◆ **Exercise task**
Pull out from the material below all lines with "всех".

◆ **Information given**
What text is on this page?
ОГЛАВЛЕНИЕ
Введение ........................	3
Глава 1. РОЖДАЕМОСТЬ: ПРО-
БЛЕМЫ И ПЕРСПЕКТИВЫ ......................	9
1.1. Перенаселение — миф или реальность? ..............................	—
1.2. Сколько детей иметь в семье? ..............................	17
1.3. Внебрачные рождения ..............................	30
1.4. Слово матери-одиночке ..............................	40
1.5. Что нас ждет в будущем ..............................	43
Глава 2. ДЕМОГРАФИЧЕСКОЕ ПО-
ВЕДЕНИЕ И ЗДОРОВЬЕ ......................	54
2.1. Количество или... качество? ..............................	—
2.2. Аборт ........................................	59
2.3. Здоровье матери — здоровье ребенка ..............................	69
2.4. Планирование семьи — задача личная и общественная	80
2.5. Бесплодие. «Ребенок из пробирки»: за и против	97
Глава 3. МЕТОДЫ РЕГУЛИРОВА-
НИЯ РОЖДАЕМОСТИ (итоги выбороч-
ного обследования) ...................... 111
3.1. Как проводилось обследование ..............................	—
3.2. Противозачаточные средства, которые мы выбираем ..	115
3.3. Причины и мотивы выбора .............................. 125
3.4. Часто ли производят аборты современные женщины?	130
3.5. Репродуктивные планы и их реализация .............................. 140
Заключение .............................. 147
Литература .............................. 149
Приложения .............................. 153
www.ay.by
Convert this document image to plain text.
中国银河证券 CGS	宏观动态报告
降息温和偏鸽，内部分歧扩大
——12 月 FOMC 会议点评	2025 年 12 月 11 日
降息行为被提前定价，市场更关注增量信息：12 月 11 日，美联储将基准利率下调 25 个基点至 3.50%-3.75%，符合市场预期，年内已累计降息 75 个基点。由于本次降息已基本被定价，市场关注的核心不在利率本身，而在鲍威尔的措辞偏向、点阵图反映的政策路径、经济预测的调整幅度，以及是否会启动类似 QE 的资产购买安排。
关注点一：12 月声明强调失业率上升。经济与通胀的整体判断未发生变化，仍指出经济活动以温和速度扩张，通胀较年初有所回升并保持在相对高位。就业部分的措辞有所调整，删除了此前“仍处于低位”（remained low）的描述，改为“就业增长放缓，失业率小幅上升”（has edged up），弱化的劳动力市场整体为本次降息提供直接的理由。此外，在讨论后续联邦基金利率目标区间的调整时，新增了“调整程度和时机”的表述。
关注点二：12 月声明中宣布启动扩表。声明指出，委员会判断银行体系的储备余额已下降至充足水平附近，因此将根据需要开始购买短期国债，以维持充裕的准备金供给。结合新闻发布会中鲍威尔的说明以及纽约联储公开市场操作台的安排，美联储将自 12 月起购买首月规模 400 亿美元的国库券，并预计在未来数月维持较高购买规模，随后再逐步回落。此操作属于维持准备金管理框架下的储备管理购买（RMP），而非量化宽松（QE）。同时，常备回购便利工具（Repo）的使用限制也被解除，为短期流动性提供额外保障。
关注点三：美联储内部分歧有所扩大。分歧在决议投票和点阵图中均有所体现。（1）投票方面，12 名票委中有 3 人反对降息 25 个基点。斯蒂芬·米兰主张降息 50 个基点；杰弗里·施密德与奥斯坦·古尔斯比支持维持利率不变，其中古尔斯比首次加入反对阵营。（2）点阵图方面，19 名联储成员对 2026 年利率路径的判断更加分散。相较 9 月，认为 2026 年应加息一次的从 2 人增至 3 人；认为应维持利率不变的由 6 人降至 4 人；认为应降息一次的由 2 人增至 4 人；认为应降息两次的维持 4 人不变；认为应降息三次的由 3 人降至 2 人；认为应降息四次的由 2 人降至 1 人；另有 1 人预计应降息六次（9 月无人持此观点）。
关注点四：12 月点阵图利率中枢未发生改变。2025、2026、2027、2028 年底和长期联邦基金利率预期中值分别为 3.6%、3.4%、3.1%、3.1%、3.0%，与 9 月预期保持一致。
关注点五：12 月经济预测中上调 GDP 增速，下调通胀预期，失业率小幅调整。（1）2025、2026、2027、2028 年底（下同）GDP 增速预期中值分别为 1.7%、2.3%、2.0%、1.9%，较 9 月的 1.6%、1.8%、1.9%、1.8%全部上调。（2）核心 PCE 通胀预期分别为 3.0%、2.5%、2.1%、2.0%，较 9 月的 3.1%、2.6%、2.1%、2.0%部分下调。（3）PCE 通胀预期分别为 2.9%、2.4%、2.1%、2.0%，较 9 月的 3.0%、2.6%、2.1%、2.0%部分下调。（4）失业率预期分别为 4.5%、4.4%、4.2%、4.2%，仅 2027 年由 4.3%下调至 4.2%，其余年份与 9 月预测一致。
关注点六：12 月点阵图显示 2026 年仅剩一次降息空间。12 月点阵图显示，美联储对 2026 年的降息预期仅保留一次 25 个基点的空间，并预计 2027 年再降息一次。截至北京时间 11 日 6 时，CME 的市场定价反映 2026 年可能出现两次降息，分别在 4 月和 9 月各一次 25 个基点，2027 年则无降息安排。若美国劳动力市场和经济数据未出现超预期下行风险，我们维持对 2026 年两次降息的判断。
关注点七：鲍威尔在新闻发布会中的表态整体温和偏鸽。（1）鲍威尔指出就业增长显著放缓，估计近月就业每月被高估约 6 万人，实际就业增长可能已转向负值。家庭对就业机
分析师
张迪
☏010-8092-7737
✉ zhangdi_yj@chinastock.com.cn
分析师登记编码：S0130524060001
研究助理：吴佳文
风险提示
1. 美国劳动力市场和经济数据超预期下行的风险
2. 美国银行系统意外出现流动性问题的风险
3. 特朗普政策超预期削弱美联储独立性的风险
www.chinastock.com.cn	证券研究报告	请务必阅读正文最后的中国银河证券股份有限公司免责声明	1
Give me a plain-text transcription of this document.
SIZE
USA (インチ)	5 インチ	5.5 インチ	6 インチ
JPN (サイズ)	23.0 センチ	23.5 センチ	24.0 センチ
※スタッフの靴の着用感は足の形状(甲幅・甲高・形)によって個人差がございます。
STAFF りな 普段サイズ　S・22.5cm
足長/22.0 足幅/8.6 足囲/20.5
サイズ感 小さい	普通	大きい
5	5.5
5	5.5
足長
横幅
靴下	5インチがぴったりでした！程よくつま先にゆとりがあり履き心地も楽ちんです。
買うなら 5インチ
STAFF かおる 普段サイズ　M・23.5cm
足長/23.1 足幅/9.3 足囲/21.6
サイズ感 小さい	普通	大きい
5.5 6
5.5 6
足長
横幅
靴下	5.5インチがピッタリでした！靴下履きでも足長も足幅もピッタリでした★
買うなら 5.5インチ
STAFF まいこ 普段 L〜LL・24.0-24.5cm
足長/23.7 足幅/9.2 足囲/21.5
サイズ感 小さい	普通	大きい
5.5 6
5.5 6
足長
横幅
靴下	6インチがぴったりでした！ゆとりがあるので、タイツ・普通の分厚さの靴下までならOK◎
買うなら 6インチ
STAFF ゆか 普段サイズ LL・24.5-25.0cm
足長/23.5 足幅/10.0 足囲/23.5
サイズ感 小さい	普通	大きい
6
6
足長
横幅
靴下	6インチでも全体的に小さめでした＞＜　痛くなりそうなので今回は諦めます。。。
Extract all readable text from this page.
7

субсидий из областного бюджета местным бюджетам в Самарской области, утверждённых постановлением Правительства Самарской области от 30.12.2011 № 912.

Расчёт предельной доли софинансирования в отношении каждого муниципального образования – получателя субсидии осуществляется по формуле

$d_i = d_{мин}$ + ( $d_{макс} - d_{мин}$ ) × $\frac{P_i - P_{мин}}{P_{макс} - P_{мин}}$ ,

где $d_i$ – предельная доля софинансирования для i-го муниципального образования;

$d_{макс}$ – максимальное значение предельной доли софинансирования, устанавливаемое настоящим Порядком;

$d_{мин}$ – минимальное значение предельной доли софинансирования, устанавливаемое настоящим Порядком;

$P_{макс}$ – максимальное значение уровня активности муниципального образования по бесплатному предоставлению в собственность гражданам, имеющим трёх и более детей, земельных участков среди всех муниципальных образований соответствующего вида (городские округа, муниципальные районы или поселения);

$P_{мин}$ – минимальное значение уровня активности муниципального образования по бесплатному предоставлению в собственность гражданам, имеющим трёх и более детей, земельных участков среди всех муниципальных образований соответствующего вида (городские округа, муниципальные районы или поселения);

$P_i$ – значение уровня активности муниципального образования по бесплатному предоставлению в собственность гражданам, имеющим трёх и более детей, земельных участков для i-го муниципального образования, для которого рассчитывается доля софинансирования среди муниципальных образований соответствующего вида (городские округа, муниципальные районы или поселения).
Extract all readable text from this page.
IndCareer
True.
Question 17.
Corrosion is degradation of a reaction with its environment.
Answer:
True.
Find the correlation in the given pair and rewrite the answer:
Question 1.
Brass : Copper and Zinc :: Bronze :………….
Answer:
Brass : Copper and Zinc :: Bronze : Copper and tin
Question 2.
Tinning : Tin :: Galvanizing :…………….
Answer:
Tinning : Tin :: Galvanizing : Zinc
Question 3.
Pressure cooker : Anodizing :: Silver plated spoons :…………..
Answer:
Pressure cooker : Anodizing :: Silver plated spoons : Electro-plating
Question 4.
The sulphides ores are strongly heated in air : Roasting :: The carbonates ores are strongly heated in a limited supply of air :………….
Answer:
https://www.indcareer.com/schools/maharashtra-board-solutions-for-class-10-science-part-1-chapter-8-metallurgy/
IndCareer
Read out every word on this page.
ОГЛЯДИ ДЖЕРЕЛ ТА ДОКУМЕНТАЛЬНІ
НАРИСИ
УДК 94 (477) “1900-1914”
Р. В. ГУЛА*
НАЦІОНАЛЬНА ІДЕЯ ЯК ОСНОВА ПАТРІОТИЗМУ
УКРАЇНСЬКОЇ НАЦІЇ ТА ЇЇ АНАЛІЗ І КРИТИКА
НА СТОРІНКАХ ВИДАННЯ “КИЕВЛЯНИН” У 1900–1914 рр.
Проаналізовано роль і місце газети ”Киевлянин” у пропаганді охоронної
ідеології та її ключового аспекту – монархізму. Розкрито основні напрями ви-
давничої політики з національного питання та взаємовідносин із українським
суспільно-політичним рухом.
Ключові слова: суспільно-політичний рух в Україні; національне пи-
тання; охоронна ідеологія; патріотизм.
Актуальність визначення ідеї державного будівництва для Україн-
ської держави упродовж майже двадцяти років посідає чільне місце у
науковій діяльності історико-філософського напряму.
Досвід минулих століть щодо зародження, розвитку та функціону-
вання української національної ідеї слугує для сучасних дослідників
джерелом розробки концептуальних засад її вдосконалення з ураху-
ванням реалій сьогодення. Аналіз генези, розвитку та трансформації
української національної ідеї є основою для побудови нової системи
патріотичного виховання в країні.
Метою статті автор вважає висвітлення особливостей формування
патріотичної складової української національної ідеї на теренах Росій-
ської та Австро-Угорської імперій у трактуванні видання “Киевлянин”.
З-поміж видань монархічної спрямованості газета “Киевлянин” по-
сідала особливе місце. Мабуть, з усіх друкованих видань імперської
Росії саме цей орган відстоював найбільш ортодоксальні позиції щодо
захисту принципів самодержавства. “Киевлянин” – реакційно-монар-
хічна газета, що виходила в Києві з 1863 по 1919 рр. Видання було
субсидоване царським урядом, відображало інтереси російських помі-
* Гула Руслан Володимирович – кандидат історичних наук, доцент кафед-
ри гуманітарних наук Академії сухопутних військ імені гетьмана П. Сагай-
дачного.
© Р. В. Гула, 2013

◆ **Complete output**
$P_{макс}$ – максимальное значение уровня активности муниципального образования по бесплатному предоставлению в собственность гражданам, имеющим трёх и более детей, земельных участков среди всех муниципальных образований соответствующего вида (городские округа, муниципальные районы или поселения);
$P_{мин}$ – минимальное значение уровня активности муниципального образования по бесплатному предоставлению в собственность гражданам, имеющим трёх и более детей, земельных участков среди всех муниципальных образований соответствующего вида (городские округа, муниципальные районы или поселения);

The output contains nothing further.